From Private to Public Enterprise

Vancouver's location on the Columbia River, with its outlet to the Pacific Ocean just over 100 miles away, made it a natural site for an international port, but in the late nineteenth and early twentieth centuries nearby Portland on the Willamette River dominated Northwest sea trade. The Port of Portland, created in 1891, had extensive deep-water berths, docks, and warehouse facilities; Vancouver has only scattered private docks and factories. One thing holding Vancouver back was the shallowness of the Columbia above the mouth of the Willamette. Until this problem was resolved, most oceangoing vessels had no choice but to dock at Portland.

The first waterfront terminal in Vancouver was a two-level dock built by the Union Pacific Railroad in 1901. In 1903, local business people financed the first dredging of the river, and by October they had created a channel 150-200 feet wide and 14 feet deep, running from the mouth of the Willamette to the Vancouver waterfront. This was still not deep enough to accommodate large ocean-going vessels, however, and in 1905 the federal government provided $60,000 to increase the river's depth to 20 feet.

Three years later, on November 17, 1908, the Spokane, Portland & Seattle Railway railroad bridge opened, extending track across the Columbia River and Hayden Island to Portland's booming port. Private interests still prevailed on the Vancouver waterfront, but public sentiment was swinging to the idea of public ownership of this valuable resource. What was needed was legal authority to raise capital for the purchase and development of riverfront land, and that was a matter for the state Legislature in Olympia.

A Port of Sorts

Governor Marion E. Hay signed Washington's Port District Act on March 14, 1911, and on April 6, 1912, voters overwhelmingly approved the creation of the Port of Vancouver. Three commissioners were elected to manage the new entity: George W. Lamka, W. B. DuBois, and George McCoy. But it was one thing to cast a ballot for a port district; it was quite another to actually build a working port. The nascent Port of Vancouver owned no land and had no money. The commissioners adopted a comprehensive scheme for the future port in 1913, but other than that there was little or no progress. And Vancouver was having a hard time being noticed -- as late as 1911 President William Howard Taft had referred to the military base at Vancouver as a "suburb" of Portland (Mockford, p. 73).

For the first five years of the port's existence, private enterprise would continue to dominate as businesses built docks and factories at random on the riverbank. This was not a recipe for stability or sustained success -- the fortunes of private enterprise ebbed and flowed, and the early fortunes of the waterfront followed suit. Establishing a public port that would become a lasting asset for the common good would take central planning and public funding. And, as it turned out, it would take two World Wars.

####################

_Requirements:_
1. Decide whether each statement agrees with the text on the early history of the Port of Vancouver. For each one, answer yes or no and quote the deciding words of the text.
(a) The Port of Portland was created in 1891.
(b) The federal government paid for the first dredging of the river in 1903.
(c) Voters approved the creation of the Port of Vancouver on April 6, 1912.
2. Answer these questions from the text on the early history of the Port of Vancouver.
(a) How wide was the channel created by October 1903?
(b) Who signed Washington's Port District Act?
(c) On what date did the Spokane, Portland & Seattle Railway railroad bridge open?
The lines after this text have no role in the work here.

[Collection entries]
####################

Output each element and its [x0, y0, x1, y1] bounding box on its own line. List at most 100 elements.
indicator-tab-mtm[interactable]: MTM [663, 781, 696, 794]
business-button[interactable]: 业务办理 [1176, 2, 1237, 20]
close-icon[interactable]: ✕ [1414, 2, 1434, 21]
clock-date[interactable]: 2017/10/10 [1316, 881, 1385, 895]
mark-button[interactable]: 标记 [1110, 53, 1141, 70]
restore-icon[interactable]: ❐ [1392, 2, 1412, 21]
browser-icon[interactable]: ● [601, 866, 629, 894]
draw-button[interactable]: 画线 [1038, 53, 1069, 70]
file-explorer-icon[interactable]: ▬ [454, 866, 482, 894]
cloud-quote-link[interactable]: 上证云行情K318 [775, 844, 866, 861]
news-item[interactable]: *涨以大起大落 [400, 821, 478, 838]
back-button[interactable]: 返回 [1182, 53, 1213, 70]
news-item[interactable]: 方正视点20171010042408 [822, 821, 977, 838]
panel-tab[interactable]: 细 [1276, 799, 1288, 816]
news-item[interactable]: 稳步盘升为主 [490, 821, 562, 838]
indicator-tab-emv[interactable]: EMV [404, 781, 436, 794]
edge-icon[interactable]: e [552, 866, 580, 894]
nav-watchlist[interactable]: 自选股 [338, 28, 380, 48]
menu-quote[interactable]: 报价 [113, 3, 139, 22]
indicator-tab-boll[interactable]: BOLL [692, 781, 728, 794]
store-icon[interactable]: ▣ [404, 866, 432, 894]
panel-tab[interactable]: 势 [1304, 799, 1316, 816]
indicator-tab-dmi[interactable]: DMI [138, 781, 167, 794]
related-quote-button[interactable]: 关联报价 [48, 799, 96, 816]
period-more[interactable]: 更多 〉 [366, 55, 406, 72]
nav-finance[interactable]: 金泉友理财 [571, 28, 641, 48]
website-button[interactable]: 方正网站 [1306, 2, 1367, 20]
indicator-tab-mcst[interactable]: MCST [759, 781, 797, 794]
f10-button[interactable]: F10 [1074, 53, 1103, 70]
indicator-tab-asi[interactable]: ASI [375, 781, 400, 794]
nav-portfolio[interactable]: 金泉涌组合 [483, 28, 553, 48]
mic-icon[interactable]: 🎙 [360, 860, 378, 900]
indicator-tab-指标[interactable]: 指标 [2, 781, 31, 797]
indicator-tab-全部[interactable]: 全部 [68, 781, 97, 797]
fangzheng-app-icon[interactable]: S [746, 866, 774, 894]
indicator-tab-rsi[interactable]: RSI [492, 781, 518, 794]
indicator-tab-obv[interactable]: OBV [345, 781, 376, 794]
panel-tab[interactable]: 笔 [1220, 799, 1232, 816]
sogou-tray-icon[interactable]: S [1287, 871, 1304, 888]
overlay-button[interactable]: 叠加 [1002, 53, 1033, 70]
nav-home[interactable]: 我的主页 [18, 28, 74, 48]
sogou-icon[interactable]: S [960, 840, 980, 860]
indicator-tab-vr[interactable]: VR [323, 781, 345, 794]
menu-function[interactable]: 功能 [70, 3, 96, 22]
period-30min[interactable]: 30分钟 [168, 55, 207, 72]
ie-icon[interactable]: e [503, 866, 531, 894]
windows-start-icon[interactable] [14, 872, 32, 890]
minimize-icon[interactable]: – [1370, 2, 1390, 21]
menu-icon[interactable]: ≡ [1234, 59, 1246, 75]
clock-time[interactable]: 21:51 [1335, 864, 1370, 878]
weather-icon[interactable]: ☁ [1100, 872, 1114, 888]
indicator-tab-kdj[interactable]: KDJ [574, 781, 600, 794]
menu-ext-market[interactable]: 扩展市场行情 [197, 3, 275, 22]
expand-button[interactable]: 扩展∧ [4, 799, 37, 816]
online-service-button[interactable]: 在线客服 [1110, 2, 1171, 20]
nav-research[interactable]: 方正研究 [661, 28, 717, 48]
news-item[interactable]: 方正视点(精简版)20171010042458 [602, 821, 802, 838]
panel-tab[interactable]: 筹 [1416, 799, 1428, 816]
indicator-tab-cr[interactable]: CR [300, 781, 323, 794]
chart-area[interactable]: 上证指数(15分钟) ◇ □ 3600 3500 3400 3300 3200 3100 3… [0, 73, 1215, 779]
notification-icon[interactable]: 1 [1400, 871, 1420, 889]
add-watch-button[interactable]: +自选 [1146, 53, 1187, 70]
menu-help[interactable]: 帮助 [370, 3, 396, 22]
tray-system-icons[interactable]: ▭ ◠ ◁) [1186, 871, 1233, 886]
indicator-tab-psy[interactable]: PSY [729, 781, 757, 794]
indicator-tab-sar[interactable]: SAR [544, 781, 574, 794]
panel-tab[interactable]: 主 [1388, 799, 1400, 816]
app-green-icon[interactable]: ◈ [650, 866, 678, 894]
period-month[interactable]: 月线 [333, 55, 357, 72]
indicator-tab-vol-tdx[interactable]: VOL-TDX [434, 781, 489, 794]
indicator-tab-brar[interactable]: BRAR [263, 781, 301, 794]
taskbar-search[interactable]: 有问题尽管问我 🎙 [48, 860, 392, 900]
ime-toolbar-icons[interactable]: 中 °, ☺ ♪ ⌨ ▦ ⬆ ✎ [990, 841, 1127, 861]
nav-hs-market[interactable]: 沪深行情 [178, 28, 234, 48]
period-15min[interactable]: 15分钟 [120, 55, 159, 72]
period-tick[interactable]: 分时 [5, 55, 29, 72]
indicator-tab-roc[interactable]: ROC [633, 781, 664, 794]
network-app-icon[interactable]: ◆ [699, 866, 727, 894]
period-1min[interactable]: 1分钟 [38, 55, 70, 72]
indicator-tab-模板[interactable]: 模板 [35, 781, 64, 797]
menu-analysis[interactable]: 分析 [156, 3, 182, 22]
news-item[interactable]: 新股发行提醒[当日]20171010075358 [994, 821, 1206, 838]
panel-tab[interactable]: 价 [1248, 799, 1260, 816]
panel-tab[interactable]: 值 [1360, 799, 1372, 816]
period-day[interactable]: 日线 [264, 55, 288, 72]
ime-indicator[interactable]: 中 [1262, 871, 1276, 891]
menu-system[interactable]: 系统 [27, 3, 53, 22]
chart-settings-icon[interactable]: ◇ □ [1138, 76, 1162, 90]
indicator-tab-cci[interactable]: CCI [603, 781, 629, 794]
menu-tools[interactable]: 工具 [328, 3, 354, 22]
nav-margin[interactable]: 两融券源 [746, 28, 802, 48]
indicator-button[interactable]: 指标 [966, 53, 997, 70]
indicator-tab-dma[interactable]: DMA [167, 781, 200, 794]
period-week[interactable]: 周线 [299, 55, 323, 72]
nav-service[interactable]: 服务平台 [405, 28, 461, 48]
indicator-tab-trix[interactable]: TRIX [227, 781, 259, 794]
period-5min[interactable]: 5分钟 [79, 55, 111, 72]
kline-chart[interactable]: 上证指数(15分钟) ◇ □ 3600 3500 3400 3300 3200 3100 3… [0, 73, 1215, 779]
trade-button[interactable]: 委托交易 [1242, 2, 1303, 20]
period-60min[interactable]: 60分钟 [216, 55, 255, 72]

####################

_Responses to the exercise:_
1.
(a) Yes: "The Port of Portland, created in 1891"
(b) No: "In 1903, local business people financed the first dredging of the river"
(c) Yes: "on April 6, 1912, voters overwhelmingly approved the creation of the Port of Vancouver"

2.
(a) 150-200 feet
(b) Governor Marion E. Hay
(c) November 17, 1908